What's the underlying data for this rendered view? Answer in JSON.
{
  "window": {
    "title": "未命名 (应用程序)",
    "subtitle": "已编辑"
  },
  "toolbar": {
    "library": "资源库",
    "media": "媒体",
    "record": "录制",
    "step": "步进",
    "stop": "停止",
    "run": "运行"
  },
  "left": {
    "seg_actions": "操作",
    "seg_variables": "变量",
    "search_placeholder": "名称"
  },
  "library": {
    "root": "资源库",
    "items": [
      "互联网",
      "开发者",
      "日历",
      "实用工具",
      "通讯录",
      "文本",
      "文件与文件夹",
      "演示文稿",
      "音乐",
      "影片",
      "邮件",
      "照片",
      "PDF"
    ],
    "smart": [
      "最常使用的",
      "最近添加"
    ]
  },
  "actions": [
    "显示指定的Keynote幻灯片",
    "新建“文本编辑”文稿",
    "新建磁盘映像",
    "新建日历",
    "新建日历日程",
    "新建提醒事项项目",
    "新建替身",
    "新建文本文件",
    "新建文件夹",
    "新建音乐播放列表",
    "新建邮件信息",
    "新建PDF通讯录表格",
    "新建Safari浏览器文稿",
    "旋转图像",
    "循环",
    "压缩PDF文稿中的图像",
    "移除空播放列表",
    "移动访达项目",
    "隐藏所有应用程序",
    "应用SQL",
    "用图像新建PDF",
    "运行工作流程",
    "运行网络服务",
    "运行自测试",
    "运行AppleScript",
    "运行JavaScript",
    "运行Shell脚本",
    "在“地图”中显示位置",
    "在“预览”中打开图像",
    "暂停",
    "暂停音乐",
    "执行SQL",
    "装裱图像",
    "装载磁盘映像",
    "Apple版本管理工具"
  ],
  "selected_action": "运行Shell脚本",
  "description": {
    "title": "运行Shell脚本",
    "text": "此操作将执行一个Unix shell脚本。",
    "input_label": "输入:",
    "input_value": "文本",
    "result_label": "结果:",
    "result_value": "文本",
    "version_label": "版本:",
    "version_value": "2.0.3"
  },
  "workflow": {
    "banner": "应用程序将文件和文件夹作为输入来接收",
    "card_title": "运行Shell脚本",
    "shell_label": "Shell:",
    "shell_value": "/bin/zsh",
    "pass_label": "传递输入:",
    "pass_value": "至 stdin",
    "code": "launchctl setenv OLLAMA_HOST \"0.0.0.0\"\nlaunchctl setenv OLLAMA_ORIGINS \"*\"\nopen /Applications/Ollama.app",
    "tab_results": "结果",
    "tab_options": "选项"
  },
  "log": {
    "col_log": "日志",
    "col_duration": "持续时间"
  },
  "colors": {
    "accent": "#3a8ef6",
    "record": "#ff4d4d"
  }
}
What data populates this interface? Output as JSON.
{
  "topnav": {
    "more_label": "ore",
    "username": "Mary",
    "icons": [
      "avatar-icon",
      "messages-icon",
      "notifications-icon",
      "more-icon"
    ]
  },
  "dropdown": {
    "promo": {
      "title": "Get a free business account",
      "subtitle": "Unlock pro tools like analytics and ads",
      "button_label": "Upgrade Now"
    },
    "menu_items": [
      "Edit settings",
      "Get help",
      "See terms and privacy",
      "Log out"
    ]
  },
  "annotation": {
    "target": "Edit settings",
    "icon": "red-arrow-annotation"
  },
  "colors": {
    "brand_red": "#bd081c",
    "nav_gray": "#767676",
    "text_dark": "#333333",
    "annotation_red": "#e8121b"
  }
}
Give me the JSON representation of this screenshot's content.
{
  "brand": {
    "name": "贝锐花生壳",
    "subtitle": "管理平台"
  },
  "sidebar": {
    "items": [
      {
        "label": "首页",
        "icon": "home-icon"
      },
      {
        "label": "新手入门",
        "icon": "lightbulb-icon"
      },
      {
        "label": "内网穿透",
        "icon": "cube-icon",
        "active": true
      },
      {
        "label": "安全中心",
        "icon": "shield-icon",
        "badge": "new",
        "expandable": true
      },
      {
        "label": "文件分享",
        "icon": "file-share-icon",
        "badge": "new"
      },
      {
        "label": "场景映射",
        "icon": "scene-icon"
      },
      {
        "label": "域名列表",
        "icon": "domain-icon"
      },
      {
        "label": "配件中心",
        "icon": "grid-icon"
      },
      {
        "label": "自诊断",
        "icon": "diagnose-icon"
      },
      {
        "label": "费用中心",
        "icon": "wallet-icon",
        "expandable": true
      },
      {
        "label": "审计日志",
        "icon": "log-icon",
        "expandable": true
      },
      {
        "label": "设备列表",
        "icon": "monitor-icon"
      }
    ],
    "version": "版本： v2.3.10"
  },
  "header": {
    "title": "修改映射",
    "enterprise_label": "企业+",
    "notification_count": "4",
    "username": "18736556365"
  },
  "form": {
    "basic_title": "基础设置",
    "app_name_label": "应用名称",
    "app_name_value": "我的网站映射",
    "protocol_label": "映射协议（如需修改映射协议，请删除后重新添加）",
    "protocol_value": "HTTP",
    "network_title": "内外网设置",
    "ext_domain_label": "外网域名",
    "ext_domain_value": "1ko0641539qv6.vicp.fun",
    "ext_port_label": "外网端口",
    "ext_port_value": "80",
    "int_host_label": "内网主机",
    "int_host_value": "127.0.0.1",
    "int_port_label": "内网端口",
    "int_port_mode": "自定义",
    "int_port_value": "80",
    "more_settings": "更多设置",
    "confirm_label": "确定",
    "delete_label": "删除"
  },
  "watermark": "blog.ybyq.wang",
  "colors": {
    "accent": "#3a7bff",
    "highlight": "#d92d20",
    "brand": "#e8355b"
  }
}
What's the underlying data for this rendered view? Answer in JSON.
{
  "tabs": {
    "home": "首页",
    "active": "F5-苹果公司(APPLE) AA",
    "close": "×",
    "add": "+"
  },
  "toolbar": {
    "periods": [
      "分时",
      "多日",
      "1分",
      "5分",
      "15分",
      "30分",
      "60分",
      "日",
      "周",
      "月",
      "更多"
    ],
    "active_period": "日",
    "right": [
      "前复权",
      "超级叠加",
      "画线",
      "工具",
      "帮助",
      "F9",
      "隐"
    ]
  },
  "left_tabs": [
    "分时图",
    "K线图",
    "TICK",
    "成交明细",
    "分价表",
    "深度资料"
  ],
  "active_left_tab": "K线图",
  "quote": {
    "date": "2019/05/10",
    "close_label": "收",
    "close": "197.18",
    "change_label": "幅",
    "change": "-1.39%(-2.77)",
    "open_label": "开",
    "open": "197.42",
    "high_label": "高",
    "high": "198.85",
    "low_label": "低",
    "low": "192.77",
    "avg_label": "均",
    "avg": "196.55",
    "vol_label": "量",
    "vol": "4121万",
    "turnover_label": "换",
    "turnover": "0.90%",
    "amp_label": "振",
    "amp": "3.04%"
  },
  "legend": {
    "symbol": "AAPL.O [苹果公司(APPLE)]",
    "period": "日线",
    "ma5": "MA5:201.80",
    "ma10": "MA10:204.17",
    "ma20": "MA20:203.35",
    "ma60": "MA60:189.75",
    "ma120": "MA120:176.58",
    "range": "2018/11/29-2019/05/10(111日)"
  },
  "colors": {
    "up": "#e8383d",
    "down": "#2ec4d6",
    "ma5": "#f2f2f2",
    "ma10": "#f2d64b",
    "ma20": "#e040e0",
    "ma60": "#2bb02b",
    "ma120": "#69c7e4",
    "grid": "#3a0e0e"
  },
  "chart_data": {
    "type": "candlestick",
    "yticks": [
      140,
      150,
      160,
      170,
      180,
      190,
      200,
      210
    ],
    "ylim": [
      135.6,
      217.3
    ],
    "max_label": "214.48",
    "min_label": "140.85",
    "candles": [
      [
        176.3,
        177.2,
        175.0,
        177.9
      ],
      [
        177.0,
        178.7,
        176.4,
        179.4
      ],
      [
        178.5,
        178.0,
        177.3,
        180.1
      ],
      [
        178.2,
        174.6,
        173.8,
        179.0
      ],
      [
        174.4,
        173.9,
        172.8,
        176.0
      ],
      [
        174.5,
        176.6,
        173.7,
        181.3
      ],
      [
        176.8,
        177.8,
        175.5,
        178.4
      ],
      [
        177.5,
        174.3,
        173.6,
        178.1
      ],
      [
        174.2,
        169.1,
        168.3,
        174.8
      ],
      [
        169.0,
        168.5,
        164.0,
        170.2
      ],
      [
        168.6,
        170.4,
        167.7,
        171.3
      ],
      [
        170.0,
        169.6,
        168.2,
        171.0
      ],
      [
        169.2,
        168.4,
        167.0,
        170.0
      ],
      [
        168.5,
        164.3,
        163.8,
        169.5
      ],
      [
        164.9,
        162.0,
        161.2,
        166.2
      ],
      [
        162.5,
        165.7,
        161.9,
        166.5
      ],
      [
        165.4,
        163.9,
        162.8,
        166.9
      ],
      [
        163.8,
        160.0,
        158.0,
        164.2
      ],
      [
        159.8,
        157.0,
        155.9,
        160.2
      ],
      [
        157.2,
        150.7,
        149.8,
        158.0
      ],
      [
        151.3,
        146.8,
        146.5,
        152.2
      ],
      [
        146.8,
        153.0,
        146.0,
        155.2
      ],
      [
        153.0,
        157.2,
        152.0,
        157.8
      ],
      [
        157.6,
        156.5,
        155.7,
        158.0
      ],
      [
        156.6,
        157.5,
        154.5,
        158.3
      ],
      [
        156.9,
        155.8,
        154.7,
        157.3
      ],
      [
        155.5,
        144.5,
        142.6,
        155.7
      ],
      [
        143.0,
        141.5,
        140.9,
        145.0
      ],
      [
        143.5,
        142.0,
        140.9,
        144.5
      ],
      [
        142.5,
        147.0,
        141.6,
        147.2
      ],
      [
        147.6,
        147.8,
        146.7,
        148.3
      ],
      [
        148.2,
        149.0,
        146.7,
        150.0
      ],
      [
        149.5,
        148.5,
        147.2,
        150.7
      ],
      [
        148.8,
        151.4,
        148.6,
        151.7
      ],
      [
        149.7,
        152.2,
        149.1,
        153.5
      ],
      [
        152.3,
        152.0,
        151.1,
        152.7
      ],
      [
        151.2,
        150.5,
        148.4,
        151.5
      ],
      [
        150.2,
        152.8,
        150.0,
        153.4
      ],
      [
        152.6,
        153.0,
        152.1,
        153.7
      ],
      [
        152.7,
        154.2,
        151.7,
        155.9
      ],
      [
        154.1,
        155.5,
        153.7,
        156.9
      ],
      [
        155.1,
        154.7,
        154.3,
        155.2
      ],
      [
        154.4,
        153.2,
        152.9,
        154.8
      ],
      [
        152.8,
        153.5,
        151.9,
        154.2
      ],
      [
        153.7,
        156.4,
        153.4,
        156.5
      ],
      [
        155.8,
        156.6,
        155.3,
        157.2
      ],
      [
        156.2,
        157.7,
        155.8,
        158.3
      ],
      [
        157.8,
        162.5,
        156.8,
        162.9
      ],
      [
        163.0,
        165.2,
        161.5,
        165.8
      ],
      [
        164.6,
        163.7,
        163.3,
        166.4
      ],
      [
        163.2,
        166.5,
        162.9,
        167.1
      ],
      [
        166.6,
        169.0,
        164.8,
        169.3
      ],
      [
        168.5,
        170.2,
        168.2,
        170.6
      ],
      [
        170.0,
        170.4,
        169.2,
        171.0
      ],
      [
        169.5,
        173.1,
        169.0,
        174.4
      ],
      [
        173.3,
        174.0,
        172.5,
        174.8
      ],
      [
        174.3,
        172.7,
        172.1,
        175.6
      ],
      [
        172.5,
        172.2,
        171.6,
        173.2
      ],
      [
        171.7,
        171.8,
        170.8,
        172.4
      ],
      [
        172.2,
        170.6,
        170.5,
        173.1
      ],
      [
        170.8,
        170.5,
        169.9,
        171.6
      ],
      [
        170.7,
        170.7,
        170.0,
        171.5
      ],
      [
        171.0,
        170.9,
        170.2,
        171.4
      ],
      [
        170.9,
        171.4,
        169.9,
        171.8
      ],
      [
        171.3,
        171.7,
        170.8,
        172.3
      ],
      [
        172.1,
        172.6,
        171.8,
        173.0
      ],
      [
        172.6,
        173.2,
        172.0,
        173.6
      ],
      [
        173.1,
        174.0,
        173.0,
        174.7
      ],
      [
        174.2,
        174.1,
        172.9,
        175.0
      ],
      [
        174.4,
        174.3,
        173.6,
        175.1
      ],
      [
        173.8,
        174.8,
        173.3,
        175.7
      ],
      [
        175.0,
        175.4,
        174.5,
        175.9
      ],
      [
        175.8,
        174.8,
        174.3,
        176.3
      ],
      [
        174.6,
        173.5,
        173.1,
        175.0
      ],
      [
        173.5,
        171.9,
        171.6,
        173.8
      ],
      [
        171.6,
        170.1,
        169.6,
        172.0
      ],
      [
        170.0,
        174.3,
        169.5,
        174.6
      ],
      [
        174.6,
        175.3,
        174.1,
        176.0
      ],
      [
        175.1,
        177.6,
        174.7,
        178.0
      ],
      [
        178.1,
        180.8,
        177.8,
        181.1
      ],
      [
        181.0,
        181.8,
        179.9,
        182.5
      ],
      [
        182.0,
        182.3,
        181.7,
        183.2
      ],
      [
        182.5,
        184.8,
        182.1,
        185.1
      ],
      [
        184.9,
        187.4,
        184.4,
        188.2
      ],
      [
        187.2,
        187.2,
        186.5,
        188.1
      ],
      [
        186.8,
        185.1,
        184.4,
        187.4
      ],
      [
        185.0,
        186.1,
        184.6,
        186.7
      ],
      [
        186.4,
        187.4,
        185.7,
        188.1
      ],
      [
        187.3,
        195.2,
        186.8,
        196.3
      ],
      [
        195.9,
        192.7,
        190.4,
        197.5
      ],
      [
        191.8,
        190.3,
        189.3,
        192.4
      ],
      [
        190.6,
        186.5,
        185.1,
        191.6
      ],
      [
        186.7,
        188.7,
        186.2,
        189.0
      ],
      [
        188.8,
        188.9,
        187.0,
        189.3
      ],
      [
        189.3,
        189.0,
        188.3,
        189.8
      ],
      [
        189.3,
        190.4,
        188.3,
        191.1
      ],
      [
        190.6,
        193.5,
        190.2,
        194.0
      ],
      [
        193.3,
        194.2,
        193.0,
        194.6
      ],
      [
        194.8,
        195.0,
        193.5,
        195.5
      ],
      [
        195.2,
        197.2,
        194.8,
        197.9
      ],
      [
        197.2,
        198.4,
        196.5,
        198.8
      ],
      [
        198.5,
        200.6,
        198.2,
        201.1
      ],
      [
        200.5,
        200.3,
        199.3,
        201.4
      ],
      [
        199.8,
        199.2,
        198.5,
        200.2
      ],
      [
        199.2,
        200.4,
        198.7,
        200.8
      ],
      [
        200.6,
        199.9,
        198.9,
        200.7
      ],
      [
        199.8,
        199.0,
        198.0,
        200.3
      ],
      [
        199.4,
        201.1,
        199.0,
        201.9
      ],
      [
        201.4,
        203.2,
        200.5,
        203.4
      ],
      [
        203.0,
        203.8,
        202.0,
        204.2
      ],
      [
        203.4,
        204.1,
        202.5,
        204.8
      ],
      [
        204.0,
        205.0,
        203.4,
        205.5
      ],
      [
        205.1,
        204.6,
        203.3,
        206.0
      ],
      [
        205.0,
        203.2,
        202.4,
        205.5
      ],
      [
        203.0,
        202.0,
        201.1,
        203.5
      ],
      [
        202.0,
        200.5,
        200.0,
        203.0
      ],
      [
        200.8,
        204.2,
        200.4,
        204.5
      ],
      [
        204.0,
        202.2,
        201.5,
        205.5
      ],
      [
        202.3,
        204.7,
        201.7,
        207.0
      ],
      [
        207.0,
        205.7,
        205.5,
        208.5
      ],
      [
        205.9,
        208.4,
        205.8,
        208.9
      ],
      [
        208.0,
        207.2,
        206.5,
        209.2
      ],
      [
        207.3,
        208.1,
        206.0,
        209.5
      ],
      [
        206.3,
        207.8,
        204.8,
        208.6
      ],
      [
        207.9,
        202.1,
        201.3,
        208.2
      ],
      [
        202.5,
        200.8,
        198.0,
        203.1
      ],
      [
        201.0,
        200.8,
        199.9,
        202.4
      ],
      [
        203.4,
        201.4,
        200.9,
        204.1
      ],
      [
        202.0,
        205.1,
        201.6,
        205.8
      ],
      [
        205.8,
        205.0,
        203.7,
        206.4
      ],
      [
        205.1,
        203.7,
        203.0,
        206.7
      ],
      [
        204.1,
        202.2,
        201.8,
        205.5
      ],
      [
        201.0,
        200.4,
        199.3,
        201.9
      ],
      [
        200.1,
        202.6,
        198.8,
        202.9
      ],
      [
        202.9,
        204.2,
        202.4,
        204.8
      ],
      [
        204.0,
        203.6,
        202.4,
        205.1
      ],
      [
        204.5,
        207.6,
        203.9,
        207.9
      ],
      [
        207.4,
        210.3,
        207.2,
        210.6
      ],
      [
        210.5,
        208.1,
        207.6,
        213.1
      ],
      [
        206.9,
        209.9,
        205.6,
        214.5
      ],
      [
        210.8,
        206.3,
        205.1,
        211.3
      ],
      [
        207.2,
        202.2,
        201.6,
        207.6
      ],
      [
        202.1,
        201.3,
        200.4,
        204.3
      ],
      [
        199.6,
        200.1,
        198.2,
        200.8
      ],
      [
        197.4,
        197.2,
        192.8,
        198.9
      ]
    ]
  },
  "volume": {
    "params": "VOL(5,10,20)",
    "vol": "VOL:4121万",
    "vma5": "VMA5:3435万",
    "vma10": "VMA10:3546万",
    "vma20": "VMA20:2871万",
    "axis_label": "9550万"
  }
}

### What you have to do
Isolate the lines that hold the word "subtitle" and copy all of them.

### Exercise response
    "subtitle": "已编辑"
      "subtitle": "Unlock pro tools like analytics and ads",
    "subtitle": "管理平台"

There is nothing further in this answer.